# Records shown
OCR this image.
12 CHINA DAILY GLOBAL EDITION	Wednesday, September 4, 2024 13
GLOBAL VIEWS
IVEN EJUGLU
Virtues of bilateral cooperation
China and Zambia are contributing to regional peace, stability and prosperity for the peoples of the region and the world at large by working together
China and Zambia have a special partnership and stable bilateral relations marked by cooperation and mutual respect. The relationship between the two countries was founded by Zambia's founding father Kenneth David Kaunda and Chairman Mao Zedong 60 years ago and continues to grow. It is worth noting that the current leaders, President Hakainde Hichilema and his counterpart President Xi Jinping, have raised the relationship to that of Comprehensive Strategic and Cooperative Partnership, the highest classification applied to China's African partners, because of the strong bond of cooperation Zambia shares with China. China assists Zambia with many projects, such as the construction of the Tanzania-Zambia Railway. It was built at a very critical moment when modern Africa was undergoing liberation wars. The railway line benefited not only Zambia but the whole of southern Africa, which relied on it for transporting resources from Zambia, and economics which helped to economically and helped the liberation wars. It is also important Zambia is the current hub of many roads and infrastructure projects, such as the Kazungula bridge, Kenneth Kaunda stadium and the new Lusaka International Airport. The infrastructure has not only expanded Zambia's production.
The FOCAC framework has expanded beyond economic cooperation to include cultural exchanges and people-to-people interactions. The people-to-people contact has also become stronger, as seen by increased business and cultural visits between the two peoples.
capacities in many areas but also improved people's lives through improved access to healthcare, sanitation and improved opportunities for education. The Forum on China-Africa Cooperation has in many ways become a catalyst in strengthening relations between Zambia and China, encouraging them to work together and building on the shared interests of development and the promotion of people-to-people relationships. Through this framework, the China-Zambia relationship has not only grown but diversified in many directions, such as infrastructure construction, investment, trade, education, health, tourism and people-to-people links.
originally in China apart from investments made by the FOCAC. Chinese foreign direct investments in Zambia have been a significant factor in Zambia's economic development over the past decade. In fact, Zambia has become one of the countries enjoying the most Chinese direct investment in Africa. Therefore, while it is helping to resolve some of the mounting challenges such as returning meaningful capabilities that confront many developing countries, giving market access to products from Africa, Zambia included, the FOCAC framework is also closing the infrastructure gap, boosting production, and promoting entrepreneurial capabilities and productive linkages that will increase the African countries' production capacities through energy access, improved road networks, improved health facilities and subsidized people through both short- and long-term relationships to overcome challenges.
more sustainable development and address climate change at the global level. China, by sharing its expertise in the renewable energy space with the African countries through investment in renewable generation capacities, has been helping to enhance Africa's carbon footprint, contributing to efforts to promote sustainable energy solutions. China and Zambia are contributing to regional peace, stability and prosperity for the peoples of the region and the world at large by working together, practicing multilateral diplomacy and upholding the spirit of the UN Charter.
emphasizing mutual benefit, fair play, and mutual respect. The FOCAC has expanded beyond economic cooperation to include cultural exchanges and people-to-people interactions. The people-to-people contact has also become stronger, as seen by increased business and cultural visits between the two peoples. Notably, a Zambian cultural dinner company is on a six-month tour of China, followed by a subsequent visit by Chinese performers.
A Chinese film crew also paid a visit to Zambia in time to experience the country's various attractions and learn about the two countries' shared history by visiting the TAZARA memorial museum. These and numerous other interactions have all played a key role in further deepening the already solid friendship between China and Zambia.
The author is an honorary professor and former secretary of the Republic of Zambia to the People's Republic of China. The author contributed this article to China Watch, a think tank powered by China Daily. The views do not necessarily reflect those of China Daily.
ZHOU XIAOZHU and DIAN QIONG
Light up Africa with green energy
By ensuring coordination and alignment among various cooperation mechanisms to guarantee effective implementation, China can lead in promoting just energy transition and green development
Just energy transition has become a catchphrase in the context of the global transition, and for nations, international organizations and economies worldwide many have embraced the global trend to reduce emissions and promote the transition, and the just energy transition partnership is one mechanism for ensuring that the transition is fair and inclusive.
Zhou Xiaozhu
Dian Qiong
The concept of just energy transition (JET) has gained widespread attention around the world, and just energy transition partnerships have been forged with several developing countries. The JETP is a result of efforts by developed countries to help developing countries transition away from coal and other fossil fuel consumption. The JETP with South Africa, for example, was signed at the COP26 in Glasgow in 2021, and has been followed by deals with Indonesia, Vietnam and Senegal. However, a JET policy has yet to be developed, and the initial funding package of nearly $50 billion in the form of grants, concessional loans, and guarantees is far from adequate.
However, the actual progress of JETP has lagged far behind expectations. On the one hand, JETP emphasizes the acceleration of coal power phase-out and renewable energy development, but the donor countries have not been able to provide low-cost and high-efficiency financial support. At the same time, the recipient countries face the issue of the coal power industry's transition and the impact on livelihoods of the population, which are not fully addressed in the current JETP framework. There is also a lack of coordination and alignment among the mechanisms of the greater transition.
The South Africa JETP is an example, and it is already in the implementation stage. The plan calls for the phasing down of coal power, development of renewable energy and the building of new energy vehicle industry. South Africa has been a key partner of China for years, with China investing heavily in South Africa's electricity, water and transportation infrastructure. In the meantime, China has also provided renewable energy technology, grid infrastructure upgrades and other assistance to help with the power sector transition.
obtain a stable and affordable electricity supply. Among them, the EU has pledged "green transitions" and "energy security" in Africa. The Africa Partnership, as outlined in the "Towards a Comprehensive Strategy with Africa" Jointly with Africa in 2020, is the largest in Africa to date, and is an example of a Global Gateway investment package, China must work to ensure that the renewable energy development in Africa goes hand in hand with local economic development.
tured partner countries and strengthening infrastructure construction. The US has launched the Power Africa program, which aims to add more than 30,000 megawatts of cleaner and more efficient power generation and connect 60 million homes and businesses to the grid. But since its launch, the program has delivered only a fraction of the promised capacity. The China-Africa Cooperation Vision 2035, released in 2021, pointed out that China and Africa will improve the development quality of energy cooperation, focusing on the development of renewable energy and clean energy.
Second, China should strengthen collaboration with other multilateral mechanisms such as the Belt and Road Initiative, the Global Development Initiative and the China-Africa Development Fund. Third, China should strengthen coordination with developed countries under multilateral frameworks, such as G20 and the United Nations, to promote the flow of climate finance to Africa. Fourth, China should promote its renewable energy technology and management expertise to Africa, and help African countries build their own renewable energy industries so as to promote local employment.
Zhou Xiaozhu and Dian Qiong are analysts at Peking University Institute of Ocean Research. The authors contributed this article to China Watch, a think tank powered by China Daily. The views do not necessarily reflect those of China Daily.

# The problem
Output the complete data exactly as written.

# Full solution
OCR this image.
12 CHINA DAILY GLOBAL EDITION	Wednesday, September 4, 2024 13
GLOBAL VIEWS
IVEN EJUGLU
Virtues of bilateral cooperation
China and Zambia are contributing to regional peace, stability and prosperity for the peoples of the region and the world at large by working together
China and Zambia have a special partnership and stable bilateral relations marked by cooperation and mutual respect. The relationship between the two countries was founded by Zambia's founding father Kenneth David Kaunda and Chairman Mao Zedong 60 years ago and continues to grow. It is worth noting that the current leaders, President Hakainde Hichilema and his counterpart President Xi Jinping, have raised the relationship to that of Comprehensive Strategic and Cooperative Partnership, the highest classification applied to China's African partners, because of the strong bond of cooperation Zambia shares with China. China assists Zambia with many projects, such as the construction of the Tanzania-Zambia Railway. It was built at a very critical moment when modern Africa was undergoing liberation wars. The railway line benefited not only Zambia but the whole of southern Africa, which relied on it for transporting resources from Zambia, and economics which helped to economically and helped the liberation wars. It is also important Zambia is the current hub of many roads and infrastructure projects, such as the Kazungula bridge, Kenneth Kaunda stadium and the new Lusaka International Airport. The infrastructure has not only expanded Zambia's production.
The FOCAC framework has expanded beyond economic cooperation to include cultural exchanges and people-to-people interactions. The people-to-people contact has also become stronger, as seen by increased business and cultural visits between the two peoples.
capacities in many areas but also improved people's lives through improved access to healthcare, sanitation and improved opportunities for education. The Forum on China-Africa Cooperation has in many ways become a catalyst in strengthening relations between Zambia and China, encouraging them to work together and building on the shared interests of development and the promotion of people-to-people relationships. Through this framework, the China-Zambia relationship has not only grown but diversified in many directions, such as infrastructure construction, investment, trade, education, health, tourism and people-to-people links.
originally in China apart from investments made by the FOCAC. Chinese foreign direct investments in Zambia have been a significant factor in Zambia's economic development over the past decade. In fact, Zambia has become one of the countries enjoying the most Chinese direct investment in Africa. Therefore, while it is helping to resolve some of the mounting challenges such as returning meaningful capabilities that confront many developing countries, giving market access to products from Africa, Zambia included, the FOCAC framework is also closing the infrastructure gap, boosting production, and promoting entrepreneurial capabilities and productive linkages that will increase the African countries' production capacities through energy access, improved road networks, improved health facilities and subsidized people through both short- and long-term relationships to overcome challenges.
more sustainable development and address climate change at the global level. China, by sharing its expertise in the renewable energy space with the African countries through investment in renewable generation capacities, has been helping to enhance Africa's carbon footprint, contributing to efforts to promote sustainable energy solutions. China and Zambia are contributing to regional peace, stability and prosperity for the peoples of the region and the world at large by working together, practicing multilateral diplomacy and upholding the spirit of the UN Charter.
emphasizing mutual benefit, fair play, and mutual respect. The FOCAC has expanded beyond economic cooperation to include cultural exchanges and people-to-people interactions. The people-to-people contact has also become stronger, as seen by increased business and cultural visits between the two peoples. Notably, a Zambian cultural dinner company is on a six-month tour of China, followed by a subsequent visit by Chinese performers.
A Chinese film crew also paid a visit to Zambia in time to experience the country's various attractions and learn about the two countries' shared history by visiting the TAZARA memorial museum. These and numerous other interactions have all played a key role in further deepening the already solid friendship between China and Zambia.
The author is an honorary professor and former secretary of the Republic of Zambia to the People's Republic of China. The author contributed this article to China Watch, a think tank powered by China Daily. The views do not necessarily reflect those of China Daily.
ZHOU XIAOZHU and DIAN QIONG
Light up Africa with green energy
By ensuring coordination and alignment among various cooperation mechanisms to guarantee effective implementation, China can lead in promoting just energy transition and green development
Just energy transition has become a catchphrase in the context of the global transition, and for nations, international organizations and economies worldwide many have embraced the global trend to reduce emissions and promote the transition, and the just energy transition partnership is one mechanism for ensuring that the transition is fair and inclusive.
Zhou Xiaozhu
Dian Qiong
The concept of just energy transition (JET) has gained widespread attention around the world, and just energy transition partnerships have been forged with several developing countries. The JETP is a result of efforts by developed countries to help developing countries transition away from coal and other fossil fuel consumption. The JETP with South Africa, for example, was signed at the COP26 in Glasgow in 2021, and has been followed by deals with Indonesia, Vietnam and Senegal. However, a JET policy has yet to be developed, and the initial funding package of nearly $50 billion in the form of grants, concessional loans, and guarantees is far from adequate.
However, the actual progress of JETP has lagged far behind expectations. On the one hand, JETP emphasizes the acceleration of coal power phase-out and renewable energy development, but the donor countries have not been able to provide low-cost and high-efficiency financial support. At the same time, the recipient countries face the issue of the coal power industry's transition and the impact on livelihoods of the population, which are not fully addressed in the current JETP framework. There is also a lack of coordination and alignment among the mechanisms of the greater transition.
The South Africa JETP is an example, and it is already in the implementation stage. The plan calls for the phasing down of coal power, development of renewable energy and the building of new energy vehicle industry. South Africa has been a key partner of China for years, with China investing heavily in South Africa's electricity, water and transportation infrastructure. In the meantime, China has also provided renewable energy technology, grid infrastructure upgrades and other assistance to help with the power sector transition.
obtain a stable and affordable electricity supply. Among them, the EU has pledged "green transitions" and "energy security" in Africa. The Africa Partnership, as outlined in the "Towards a Comprehensive Strategy with Africa" Jointly with Africa in 2020, is the largest in Africa to date, and is an example of a Global Gateway investment package, China must work to ensure that the renewable energy development in Africa goes hand in hand with local economic development.
tured partner countries and strengthening infrastructure construction. The US has launched the Power Africa program, which aims to add more than 30,000 megawatts of cleaner and more efficient power generation and connect 60 million homes and businesses to the grid. But since its launch, the program has delivered only a fraction of the promised capacity. The China-Africa Cooperation Vision 2035, released in 2021, pointed out that China and Africa will improve the development quality of energy cooperation, focusing on the development of renewable energy and clean energy.
Second, China should strengthen collaboration with other multilateral mechanisms such as the Belt and Road Initiative, the Global Development Initiative and the China-Africa Development Fund. Third, China should strengthen coordination with developed countries under multilateral frameworks, such as G20 and the United Nations, to promote the flow of climate finance to Africa. Fourth, China should promote its renewable energy technology and management expertise to Africa, and help African countries build their own renewable energy industries so as to promote local employment.
Zhou Xiaozhu and Dian Qiong are analysts at Peking University Institute of Ocean Research. The authors contributed this article to China Watch, a think tank powered by China Daily. The views do not necessarily reflect those of China Daily.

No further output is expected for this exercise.